START

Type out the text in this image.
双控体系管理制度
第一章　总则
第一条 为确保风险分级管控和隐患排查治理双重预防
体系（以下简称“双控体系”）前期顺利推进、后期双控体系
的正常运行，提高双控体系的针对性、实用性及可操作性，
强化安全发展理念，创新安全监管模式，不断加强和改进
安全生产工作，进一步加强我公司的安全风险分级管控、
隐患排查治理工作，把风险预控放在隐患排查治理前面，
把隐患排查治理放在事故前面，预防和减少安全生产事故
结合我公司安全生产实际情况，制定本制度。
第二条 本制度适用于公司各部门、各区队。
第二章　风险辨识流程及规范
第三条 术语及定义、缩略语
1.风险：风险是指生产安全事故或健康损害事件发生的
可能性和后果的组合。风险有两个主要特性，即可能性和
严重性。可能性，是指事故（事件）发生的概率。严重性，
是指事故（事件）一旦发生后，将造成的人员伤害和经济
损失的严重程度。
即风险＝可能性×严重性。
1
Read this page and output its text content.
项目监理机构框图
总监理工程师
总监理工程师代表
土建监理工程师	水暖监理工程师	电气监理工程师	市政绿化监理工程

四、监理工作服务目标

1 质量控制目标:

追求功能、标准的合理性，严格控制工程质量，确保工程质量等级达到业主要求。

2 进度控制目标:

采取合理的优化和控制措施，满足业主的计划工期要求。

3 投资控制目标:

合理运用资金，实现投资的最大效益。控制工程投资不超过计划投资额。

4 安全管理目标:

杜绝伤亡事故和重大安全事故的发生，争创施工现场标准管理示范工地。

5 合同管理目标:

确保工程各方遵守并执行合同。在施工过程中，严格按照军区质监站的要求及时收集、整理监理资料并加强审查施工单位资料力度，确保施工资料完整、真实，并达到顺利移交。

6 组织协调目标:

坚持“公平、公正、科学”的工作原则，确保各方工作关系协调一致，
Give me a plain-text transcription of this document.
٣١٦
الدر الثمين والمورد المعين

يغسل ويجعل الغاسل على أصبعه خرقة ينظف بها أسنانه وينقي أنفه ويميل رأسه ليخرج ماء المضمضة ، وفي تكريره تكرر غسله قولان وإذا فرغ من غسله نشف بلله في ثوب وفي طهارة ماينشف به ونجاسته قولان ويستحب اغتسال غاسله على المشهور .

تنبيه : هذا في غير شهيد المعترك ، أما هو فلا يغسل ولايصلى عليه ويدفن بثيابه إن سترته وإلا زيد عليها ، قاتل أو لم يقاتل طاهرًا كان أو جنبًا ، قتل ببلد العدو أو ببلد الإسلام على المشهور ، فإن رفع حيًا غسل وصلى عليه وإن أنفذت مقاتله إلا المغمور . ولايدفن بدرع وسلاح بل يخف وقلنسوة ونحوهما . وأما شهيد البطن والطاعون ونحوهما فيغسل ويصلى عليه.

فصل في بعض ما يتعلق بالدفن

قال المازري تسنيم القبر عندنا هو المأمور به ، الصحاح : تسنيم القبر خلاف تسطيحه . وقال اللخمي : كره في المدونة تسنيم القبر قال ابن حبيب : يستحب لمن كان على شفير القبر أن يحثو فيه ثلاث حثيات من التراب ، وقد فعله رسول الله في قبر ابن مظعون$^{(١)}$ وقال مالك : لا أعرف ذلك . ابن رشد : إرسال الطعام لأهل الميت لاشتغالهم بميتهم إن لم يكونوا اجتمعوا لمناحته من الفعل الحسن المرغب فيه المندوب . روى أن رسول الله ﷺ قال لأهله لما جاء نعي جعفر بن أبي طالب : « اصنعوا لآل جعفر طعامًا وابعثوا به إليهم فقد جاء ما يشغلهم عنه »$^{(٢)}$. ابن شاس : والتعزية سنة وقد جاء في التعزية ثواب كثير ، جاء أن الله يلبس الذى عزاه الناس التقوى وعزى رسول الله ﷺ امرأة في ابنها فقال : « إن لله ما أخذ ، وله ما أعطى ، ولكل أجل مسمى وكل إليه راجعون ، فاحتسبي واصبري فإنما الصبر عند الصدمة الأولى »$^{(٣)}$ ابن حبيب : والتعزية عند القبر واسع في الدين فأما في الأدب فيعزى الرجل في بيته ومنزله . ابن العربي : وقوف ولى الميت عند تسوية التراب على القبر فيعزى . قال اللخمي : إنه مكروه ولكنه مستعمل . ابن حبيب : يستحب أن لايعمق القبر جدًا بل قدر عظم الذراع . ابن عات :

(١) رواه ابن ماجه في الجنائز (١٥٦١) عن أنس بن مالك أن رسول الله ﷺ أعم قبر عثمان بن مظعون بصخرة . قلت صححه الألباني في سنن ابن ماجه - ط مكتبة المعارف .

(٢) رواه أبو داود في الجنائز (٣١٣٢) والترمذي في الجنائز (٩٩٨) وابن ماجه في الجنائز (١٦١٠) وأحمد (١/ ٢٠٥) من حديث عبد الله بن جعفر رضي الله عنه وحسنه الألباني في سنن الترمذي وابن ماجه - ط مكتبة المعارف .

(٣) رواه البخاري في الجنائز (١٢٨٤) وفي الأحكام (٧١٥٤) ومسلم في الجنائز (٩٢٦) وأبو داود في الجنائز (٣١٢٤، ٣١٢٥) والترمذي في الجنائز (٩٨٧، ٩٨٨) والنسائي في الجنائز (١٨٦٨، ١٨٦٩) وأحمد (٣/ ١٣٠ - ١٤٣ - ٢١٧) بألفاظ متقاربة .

END

# BRIEF
Return all lines containing "الجنائز".

# RESULT OF THIS EXERCISE
(١) رواه ابن ماجه في الجنائز (١٥٦١) عن أنس بن مالك أن رسول الله ﷺ أعم قبر عثمان بن مظعون بصخرة . قلت صححه الألباني في سنن ابن ماجه - ط مكتبة المعارف .
(٢) رواه أبو داود في الجنائز (٣١٣٢) والترمذي في الجنائز (٩٩٨) وابن ماجه في الجنائز (١٦١٠) وأحمد (١/ ٢٠٥) من حديث عبد الله بن جعفر رضي الله عنه وحسنه الألباني في سنن الترمذي وابن ماجه - ط مكتبة المعارف .
(٣) رواه البخاري في الجنائز (١٢٨٤) وفي الأحكام (٧١٥٤) ومسلم في الجنائز (٩٢٦) وأبو داود في الجنائز (٣١٢٤، ٣١٢٥) والترمذي في الجنائز (٩٨٧، ٩٨٨) والنسائي في الجنائز (١٨٦٨، ١٨٦٩) وأحمد (٣/ ١٣٠ - ١٤٣ - ٢١٧) بألفاظ متقاربة .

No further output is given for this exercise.